What you need to do: Copy each line below in which the string "Instagram" occurs.

Entries:
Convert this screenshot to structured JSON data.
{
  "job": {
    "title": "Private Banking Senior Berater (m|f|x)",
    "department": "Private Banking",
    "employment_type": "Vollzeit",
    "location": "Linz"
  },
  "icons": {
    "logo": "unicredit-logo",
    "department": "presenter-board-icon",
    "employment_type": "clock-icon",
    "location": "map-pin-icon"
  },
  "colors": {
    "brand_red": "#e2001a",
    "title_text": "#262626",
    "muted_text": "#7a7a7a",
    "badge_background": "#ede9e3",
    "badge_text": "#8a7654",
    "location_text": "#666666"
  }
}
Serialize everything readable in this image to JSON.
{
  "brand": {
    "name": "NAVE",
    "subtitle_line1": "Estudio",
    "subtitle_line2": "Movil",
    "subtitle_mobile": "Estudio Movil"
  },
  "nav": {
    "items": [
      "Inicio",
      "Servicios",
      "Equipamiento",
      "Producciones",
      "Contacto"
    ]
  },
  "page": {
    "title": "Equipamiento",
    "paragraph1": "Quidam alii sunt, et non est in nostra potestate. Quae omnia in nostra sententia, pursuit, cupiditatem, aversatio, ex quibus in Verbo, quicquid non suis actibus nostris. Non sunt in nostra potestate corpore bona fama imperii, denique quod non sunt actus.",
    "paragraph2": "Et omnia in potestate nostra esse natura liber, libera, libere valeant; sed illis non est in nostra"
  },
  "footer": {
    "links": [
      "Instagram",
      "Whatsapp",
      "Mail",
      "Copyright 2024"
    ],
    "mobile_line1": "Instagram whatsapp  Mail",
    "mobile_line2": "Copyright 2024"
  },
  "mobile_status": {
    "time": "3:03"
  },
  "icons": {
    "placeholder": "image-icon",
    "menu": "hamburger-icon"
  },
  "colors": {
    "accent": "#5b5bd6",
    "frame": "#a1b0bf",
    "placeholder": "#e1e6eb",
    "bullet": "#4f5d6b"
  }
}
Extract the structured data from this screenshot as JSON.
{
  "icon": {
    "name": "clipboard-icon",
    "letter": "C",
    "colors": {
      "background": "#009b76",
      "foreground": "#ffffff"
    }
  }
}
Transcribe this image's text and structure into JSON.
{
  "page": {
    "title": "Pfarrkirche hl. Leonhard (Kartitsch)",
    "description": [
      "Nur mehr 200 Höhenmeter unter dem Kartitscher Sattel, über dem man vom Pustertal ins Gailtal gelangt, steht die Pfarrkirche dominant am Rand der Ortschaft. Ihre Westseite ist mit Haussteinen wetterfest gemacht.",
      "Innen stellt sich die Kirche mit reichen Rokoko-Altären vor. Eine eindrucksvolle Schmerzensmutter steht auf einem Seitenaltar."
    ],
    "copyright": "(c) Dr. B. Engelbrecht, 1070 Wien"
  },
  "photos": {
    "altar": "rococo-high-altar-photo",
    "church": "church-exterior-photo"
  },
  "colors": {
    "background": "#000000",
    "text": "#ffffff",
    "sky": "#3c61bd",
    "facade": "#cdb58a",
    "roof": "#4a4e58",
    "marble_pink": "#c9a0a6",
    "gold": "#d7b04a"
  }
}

Exercise solution:
      "Instagram",
    "mobile_line1": "Instagram whatsapp  Mail",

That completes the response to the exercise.